* [Work to be completed]:
Return every entry exactly.

* [Records for processing]:
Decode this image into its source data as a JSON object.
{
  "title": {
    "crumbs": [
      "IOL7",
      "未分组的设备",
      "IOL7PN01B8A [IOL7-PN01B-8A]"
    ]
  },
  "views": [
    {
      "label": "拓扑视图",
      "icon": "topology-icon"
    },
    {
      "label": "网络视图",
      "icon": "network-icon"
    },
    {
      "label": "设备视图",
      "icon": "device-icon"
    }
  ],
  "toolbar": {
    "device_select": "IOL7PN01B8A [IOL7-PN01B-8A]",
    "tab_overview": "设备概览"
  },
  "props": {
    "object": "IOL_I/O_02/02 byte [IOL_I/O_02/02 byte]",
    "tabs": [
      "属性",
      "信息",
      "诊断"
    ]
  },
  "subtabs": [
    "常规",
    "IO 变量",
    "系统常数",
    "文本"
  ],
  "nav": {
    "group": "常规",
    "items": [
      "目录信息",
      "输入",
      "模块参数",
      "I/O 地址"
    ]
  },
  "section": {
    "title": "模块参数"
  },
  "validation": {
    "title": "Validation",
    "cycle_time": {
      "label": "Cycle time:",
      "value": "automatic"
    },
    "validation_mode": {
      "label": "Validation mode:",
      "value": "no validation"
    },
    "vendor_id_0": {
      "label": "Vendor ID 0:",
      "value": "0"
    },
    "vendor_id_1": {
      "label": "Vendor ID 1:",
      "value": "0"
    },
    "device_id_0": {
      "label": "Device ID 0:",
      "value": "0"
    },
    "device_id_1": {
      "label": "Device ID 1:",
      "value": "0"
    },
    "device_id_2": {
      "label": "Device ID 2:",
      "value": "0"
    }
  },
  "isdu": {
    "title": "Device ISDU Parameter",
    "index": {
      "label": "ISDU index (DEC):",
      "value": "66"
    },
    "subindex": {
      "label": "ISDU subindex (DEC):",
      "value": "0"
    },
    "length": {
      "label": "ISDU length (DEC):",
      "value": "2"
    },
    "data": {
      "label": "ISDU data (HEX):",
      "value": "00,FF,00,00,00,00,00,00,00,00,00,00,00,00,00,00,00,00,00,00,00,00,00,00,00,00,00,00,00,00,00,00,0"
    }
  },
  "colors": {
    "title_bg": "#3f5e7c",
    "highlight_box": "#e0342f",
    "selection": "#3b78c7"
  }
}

* [Completed exercise]:
Decode this image into its source data as a JSON object.
{
  "title": {
    "crumbs": [
      "IOL7",
      "未分组的设备",
      "IOL7PN01B8A [IOL7-PN01B-8A]"
    ]
  },
  "views": [
    {
      "label": "拓扑视图",
      "icon": "topology-icon"
    },
    {
      "label": "网络视图",
      "icon": "network-icon"
    },
    {
      "label": "设备视图",
      "icon": "device-icon"
    }
  ],
  "toolbar": {
    "device_select": "IOL7PN01B8A [IOL7-PN01B-8A]",
    "tab_overview": "设备概览"
  },
  "props": {
    "object": "IOL_I/O_02/02 byte [IOL_I/O_02/02 byte]",
    "tabs": [
      "属性",
      "信息",
      "诊断"
    ]
  },
  "subtabs": [
    "常规",
    "IO 变量",
    "系统常数",
    "文本"
  ],
  "nav": {
    "group": "常规",
    "items": [
      "目录信息",
      "输入",
      "模块参数",
      "I/O 地址"
    ]
  },
  "section": {
    "title": "模块参数"
  },
  "validation": {
    "title": "Validation",
    "cycle_time": {
      "label": "Cycle time:",
      "value": "automatic"
    },
    "validation_mode": {
      "label": "Validation mode:",
      "value": "no validation"
    },
    "vendor_id_0": {
      "label": "Vendor ID 0:",
      "value": "0"
    },
    "vendor_id_1": {
      "label": "Vendor ID 1:",
      "value": "0"
    },
    "device_id_0": {
      "label": "Device ID 0:",
      "value": "0"
    },
    "device_id_1": {
      "label": "Device ID 1:",
      "value": "0"
    },
    "device_id_2": {
      "label": "Device ID 2:",
      "value": "0"
    }
  },
  "isdu": {
    "title": "Device ISDU Parameter",
    "index": {
      "label": "ISDU index (DEC):",
      "value": "66"
    },
    "subindex": {
      "label": "ISDU subindex (DEC):",
      "value": "0"
    },
    "length": {
      "label": "ISDU length (DEC):",
      "value": "2"
    },
    "data": {
      "label": "ISDU data (HEX):",
      "value": "00,FF,00,00,00,00,00,00,00,00,00,00,00,00,00,00,00,00,00,00,00,00,00,00,00,00,00,00,00,00,00,00,0"
    }
  },
  "colors": {
    "title_bg": "#3f5e7c",
    "highlight_box": "#e0342f",
    "selection": "#3b78c7"
  }
}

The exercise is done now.